:: Stated problem ::
Gather all lines in the entries that include the word "connector".

(Records from a collection)
========================================================================

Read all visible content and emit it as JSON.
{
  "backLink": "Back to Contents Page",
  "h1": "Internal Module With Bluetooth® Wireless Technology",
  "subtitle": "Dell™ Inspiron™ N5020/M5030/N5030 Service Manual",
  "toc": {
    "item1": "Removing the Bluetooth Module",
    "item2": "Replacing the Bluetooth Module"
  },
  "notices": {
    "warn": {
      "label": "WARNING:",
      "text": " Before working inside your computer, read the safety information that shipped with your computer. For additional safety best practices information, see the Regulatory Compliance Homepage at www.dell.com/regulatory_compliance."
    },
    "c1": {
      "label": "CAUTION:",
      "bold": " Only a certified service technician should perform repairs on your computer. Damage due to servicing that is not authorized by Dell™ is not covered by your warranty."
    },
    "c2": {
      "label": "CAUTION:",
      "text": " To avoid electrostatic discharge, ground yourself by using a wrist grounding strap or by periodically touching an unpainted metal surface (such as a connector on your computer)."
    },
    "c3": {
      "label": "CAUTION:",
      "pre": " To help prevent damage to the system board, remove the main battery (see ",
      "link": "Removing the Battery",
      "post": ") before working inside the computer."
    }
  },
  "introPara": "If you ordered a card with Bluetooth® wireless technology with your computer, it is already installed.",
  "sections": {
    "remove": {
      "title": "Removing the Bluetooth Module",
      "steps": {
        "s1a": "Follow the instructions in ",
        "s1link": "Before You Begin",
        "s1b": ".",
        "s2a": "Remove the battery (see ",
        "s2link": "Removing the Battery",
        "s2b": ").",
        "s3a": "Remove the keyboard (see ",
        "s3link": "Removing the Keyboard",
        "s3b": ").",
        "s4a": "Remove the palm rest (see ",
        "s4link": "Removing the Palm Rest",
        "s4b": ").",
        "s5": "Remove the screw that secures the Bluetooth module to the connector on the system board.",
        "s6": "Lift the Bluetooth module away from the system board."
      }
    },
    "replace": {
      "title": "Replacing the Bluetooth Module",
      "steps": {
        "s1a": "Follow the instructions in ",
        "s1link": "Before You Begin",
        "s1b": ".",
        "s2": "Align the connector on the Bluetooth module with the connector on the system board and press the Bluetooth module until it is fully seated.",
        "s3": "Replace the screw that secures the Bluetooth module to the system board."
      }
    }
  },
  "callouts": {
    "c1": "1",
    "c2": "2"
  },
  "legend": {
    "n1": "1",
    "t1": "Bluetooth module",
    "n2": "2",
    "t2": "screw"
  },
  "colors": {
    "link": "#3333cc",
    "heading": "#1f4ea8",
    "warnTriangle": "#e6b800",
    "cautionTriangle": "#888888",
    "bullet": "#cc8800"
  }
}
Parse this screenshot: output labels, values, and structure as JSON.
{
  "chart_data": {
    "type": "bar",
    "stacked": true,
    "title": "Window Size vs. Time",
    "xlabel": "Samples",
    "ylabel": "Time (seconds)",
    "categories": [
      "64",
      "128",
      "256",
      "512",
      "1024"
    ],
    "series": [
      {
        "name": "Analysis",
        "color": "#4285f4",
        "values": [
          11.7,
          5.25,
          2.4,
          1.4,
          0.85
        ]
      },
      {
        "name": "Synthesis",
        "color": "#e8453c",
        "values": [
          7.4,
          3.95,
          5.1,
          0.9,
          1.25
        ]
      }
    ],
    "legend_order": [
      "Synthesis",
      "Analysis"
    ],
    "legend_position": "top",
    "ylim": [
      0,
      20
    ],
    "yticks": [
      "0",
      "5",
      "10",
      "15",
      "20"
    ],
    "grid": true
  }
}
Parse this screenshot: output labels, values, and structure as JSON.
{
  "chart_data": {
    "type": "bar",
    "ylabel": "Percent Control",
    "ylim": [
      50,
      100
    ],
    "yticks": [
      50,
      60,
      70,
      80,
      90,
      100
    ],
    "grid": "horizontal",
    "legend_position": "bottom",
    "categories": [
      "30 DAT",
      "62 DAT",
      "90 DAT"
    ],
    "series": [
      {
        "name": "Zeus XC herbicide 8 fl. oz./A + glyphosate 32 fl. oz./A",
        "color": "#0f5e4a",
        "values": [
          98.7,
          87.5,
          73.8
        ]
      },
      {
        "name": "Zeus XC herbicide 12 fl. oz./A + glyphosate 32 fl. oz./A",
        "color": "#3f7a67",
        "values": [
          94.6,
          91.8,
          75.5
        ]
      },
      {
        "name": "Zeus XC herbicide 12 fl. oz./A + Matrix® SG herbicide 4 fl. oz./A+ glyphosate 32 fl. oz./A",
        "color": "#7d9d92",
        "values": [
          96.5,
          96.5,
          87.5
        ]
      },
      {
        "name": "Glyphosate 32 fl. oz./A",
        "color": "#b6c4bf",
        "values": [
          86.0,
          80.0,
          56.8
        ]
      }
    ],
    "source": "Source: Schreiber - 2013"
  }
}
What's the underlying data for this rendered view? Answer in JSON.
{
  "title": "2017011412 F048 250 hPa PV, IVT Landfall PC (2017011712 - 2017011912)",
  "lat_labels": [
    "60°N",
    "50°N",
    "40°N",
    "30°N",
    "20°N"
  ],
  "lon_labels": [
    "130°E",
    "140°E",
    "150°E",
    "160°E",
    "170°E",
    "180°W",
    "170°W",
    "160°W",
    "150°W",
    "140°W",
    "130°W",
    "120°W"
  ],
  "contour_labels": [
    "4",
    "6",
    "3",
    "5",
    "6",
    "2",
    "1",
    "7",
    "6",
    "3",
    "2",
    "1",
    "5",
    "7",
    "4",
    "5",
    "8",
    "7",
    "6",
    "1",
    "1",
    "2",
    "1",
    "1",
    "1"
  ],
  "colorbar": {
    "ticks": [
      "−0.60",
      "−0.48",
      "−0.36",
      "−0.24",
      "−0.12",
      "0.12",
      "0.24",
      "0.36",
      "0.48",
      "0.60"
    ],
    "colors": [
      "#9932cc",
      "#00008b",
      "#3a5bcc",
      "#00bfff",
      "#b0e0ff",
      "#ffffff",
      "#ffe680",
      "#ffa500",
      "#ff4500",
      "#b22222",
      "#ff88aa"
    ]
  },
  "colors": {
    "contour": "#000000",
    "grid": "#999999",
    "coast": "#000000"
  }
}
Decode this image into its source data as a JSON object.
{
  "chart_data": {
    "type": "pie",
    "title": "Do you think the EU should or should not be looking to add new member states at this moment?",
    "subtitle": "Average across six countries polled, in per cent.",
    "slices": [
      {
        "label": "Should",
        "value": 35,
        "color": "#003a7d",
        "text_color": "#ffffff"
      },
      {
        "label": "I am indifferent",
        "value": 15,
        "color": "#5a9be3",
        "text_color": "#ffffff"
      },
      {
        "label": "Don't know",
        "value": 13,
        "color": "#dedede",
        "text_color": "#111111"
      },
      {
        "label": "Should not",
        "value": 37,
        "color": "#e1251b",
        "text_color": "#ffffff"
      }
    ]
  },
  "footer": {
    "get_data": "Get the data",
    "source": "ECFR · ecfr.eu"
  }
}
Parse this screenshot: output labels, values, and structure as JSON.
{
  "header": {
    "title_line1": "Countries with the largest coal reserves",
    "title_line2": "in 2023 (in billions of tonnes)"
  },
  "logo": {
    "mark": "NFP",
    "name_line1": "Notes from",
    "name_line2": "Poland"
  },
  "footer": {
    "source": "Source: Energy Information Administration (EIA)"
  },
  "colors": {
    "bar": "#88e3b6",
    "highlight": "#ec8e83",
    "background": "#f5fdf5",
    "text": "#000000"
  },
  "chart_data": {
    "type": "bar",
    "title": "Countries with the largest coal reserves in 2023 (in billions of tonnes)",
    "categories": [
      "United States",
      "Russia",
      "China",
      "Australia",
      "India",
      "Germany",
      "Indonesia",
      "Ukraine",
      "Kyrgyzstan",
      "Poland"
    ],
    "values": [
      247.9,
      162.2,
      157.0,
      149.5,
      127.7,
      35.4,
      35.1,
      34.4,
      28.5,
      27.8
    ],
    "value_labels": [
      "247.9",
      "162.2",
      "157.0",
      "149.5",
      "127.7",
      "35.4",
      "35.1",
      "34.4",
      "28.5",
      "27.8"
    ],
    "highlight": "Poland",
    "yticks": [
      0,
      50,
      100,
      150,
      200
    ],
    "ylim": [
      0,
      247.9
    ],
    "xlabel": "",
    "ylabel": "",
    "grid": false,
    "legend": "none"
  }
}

========================================================================

:: Final result ::
      "text": " To avoid electrostatic discharge, ground yourself by using a wrist grounding strap or by periodically touching an unpainted metal surface (such as a connector on your computer)."
        "s5": "Remove the screw that secures the Bluetooth module to the connector on the system board.",
        "s2": "Align the connector on the Bluetooth module with the connector on the system board and press the Bluetooth module until it is fully seated.",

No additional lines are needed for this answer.